• _EXERCISE AIM_: Find each line with the string "China" and report it.

══ THE INPUT

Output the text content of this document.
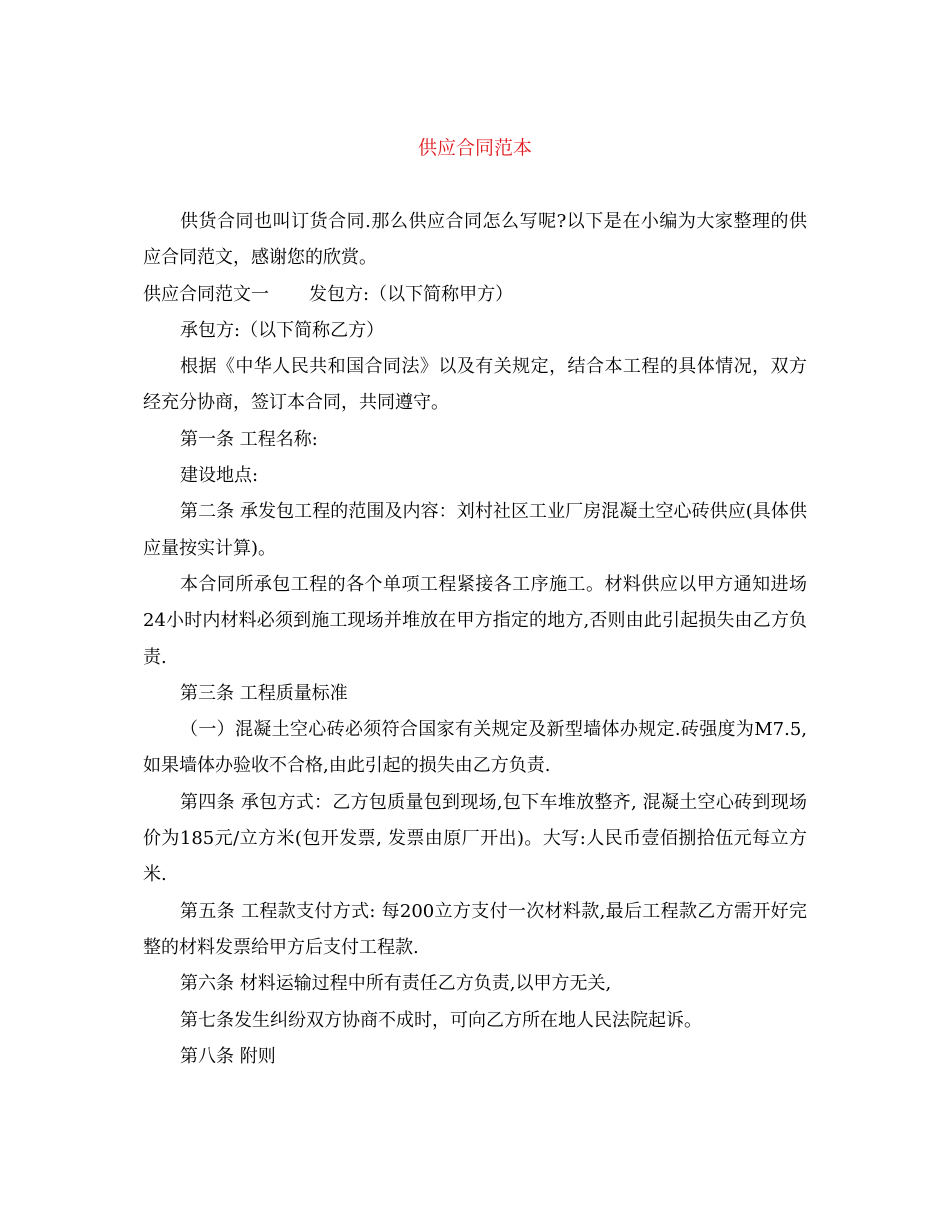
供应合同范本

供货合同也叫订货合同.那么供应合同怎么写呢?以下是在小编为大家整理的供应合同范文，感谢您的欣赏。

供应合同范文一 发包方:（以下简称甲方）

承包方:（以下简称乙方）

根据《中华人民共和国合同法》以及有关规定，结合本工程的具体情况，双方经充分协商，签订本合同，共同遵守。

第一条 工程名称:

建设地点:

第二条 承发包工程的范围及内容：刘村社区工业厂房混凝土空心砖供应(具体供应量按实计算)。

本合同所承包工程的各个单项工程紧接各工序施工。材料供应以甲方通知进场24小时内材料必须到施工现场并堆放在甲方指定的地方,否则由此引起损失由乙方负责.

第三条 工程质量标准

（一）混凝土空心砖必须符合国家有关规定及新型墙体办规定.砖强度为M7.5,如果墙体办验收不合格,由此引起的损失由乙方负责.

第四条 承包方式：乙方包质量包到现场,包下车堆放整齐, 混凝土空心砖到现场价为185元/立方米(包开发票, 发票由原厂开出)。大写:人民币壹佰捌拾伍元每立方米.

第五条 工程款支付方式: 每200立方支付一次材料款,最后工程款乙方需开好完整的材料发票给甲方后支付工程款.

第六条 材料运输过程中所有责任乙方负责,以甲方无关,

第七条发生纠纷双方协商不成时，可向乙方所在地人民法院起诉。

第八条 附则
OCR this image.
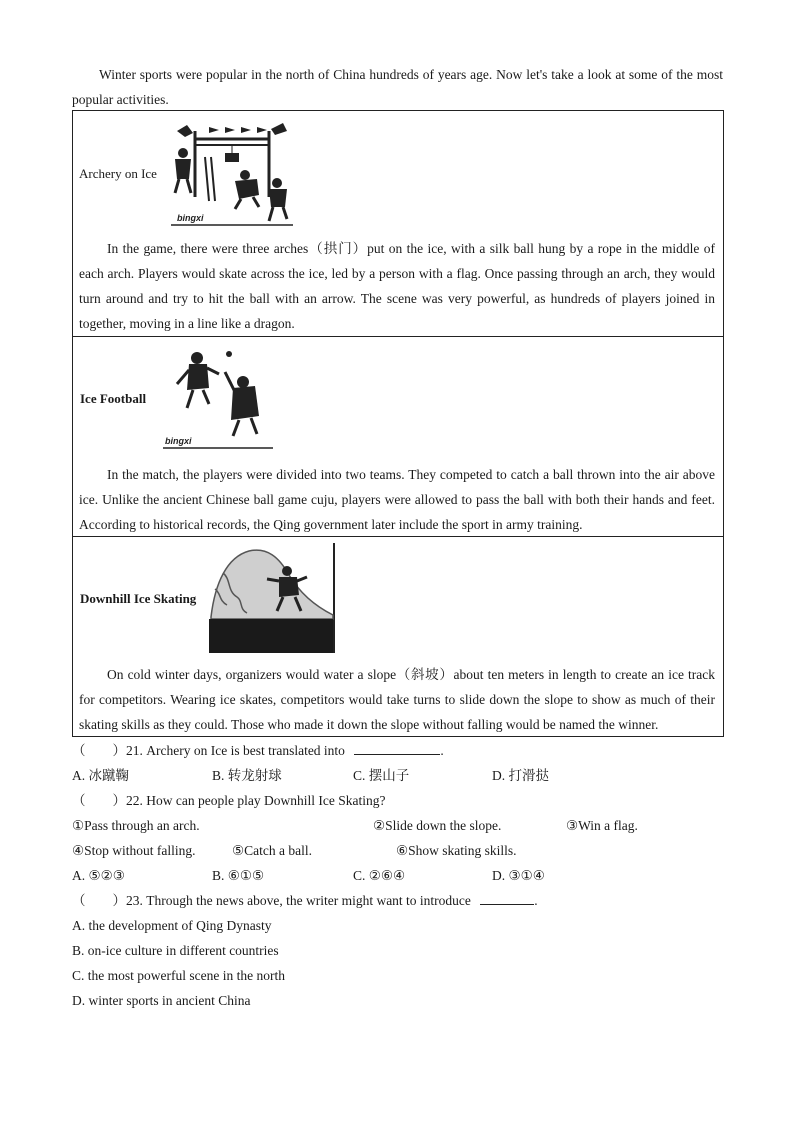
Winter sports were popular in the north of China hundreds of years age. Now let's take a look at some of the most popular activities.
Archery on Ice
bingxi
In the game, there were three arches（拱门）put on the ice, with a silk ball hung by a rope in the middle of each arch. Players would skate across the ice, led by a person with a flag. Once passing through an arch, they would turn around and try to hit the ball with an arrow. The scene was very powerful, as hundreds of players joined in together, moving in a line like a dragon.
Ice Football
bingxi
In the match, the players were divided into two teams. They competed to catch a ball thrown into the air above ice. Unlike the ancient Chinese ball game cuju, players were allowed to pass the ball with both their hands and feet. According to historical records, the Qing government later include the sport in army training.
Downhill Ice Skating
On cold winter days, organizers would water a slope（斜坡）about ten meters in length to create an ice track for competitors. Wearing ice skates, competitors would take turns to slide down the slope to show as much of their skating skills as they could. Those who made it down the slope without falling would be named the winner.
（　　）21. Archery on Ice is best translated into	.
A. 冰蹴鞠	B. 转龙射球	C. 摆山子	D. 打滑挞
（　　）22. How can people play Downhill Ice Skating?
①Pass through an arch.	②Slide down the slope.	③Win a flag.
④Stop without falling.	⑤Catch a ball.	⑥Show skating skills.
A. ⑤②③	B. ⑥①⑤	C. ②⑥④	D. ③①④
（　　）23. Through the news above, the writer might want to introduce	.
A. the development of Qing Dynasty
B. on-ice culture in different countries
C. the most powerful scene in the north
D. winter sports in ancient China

════

• _EXERCISE RESULT_:
Winter sports were popular in the north of China hundreds of years age. Now let's take a look at some of the most popular activities.
D. winter sports in ancient China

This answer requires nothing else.